**Instructions for the task**: Find the string "mortalidad" in the data, then copy every line where it is found.

* start Dataset rows *

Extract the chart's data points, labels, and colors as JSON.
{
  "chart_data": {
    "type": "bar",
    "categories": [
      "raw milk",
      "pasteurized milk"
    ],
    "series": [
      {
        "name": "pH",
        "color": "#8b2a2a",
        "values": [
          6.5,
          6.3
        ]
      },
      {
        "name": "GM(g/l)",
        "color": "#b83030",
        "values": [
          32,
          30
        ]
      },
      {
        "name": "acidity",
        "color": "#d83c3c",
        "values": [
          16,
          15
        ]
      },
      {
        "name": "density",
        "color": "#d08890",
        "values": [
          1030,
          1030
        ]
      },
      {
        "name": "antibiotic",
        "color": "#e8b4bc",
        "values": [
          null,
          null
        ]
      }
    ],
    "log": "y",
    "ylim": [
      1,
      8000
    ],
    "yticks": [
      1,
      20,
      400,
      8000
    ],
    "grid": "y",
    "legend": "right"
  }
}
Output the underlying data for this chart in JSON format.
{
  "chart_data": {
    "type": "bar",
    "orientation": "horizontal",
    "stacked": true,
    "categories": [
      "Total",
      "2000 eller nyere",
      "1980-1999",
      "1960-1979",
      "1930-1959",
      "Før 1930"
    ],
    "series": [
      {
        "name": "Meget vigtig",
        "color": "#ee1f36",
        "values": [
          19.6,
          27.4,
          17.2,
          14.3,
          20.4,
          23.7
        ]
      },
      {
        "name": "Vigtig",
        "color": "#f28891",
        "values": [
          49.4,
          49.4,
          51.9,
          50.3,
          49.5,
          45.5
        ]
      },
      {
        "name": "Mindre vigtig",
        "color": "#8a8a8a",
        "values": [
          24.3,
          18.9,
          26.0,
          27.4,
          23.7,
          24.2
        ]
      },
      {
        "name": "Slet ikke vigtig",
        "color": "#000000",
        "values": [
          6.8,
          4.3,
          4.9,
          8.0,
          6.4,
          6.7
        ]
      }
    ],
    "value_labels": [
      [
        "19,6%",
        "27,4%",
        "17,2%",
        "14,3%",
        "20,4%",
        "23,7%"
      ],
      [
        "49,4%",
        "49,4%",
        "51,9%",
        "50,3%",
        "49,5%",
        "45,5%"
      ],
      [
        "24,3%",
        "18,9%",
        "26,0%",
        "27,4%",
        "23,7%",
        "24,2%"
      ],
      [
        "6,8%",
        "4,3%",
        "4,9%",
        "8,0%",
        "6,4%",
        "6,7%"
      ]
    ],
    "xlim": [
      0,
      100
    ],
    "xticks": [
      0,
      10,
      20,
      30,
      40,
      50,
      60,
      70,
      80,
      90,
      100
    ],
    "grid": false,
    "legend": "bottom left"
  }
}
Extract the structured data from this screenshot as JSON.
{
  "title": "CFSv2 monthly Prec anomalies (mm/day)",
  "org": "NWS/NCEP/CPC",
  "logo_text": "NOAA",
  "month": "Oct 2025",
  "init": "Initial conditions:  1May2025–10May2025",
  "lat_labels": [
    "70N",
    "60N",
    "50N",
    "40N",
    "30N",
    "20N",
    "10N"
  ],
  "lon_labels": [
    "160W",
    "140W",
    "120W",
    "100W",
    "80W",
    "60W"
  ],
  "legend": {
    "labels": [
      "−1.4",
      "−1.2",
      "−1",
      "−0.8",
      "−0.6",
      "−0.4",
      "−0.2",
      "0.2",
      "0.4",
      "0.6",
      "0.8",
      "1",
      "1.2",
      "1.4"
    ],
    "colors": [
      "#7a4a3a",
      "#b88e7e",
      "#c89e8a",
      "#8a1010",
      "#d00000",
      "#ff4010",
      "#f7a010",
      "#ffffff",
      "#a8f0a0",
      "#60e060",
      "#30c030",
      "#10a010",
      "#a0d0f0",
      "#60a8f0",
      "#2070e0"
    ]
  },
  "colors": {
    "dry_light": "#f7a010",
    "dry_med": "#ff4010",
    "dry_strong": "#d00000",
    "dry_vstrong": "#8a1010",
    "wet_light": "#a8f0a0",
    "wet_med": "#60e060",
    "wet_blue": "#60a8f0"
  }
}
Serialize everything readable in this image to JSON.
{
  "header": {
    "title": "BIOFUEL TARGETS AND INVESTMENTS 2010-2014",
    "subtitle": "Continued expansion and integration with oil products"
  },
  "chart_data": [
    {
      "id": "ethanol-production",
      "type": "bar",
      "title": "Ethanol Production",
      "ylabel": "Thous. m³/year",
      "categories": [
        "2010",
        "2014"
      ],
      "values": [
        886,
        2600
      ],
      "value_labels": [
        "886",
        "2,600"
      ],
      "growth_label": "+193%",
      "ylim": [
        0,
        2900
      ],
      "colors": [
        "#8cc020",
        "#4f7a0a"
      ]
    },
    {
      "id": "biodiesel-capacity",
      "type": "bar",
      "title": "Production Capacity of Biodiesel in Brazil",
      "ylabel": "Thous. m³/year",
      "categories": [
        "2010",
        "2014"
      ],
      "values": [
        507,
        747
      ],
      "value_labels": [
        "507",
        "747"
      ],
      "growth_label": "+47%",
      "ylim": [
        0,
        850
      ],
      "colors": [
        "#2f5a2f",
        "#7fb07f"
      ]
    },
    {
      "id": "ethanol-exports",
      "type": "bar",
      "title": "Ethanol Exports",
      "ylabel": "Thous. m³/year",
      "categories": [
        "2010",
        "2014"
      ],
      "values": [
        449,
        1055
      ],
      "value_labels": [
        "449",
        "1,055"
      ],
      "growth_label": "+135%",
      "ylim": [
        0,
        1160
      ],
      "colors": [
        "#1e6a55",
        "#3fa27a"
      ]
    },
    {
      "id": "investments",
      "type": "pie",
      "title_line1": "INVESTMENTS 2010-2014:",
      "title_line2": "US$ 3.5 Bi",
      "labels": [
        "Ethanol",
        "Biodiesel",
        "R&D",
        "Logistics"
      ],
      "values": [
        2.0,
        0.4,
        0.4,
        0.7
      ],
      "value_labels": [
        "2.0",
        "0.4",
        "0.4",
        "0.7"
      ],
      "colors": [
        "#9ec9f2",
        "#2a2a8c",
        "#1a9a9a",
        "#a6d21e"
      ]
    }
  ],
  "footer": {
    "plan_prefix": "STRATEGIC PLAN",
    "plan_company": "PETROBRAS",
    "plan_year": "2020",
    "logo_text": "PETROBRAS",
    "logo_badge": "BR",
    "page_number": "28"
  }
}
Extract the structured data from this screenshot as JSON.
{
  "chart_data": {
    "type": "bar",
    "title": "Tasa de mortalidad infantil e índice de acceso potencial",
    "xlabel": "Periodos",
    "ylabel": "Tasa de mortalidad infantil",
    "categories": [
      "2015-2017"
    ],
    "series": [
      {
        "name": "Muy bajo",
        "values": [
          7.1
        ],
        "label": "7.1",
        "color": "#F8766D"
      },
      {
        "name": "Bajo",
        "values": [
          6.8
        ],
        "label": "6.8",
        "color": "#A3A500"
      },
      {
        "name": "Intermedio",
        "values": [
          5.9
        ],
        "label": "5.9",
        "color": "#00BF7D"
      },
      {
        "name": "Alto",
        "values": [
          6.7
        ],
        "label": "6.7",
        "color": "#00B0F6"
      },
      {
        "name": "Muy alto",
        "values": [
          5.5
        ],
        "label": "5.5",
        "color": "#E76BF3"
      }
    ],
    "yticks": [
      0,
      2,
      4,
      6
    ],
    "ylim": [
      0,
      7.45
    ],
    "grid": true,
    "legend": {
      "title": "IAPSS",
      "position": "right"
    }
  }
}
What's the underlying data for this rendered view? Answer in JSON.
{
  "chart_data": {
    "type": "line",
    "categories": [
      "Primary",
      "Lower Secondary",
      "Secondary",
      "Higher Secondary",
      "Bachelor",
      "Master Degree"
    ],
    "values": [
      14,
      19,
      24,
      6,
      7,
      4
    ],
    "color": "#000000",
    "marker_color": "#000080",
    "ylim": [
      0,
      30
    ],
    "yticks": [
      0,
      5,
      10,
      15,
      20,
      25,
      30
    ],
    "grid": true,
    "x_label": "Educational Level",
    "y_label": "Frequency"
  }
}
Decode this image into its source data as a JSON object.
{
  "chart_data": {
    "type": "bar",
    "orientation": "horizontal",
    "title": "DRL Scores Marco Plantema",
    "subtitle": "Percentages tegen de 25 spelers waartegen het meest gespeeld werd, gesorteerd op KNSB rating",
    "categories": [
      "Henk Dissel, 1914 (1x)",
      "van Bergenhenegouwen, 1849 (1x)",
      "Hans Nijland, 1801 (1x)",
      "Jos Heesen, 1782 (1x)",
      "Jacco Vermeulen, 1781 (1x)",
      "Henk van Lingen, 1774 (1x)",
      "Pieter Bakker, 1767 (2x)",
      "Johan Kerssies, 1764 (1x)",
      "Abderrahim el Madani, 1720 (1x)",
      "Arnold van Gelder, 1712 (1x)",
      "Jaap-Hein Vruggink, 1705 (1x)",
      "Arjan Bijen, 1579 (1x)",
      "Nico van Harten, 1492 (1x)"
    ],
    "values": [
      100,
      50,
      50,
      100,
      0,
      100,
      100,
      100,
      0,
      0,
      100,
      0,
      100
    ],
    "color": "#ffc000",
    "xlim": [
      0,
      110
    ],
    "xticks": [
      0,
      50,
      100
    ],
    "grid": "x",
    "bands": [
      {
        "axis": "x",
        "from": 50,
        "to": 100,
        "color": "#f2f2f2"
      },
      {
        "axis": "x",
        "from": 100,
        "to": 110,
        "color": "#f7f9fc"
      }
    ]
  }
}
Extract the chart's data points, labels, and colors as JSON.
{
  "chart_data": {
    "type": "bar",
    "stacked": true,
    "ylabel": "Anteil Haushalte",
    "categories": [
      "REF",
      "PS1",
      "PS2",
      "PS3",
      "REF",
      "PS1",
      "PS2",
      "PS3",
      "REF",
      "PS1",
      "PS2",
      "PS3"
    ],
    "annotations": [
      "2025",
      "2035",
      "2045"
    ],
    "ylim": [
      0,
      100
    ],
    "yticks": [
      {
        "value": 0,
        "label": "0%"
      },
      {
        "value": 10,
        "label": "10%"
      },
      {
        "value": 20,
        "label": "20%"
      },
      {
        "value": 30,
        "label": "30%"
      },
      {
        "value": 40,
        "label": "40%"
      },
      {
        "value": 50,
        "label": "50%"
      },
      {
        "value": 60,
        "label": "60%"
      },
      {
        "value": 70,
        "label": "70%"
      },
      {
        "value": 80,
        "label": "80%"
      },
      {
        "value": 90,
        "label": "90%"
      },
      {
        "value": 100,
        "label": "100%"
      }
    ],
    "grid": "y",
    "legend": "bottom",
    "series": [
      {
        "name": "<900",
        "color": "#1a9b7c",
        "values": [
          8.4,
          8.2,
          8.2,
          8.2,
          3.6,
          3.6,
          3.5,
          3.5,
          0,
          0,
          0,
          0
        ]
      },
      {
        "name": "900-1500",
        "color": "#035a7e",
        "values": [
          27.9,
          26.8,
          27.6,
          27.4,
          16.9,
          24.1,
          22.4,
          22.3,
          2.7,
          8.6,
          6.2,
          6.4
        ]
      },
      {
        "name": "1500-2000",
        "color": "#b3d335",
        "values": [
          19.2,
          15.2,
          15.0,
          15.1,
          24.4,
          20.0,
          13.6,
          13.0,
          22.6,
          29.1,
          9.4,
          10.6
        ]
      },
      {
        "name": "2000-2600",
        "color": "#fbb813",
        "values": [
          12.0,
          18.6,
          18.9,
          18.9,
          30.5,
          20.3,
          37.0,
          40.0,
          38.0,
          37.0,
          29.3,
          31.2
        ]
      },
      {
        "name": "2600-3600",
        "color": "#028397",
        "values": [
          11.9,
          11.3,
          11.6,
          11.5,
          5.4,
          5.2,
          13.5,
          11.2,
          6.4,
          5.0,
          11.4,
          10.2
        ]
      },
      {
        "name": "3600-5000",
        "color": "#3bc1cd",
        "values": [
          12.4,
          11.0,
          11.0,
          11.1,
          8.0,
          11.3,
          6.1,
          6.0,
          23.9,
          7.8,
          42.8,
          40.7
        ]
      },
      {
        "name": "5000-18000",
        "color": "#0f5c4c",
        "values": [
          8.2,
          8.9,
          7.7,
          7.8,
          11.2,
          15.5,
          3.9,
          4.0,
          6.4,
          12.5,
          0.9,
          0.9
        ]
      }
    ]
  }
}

* end Dataset rows *

**Completed exercise**:
    "title": "Tasa de mortalidad infantil e índice de acceso potencial",
    "ylabel": "Tasa de mortalidad infantil",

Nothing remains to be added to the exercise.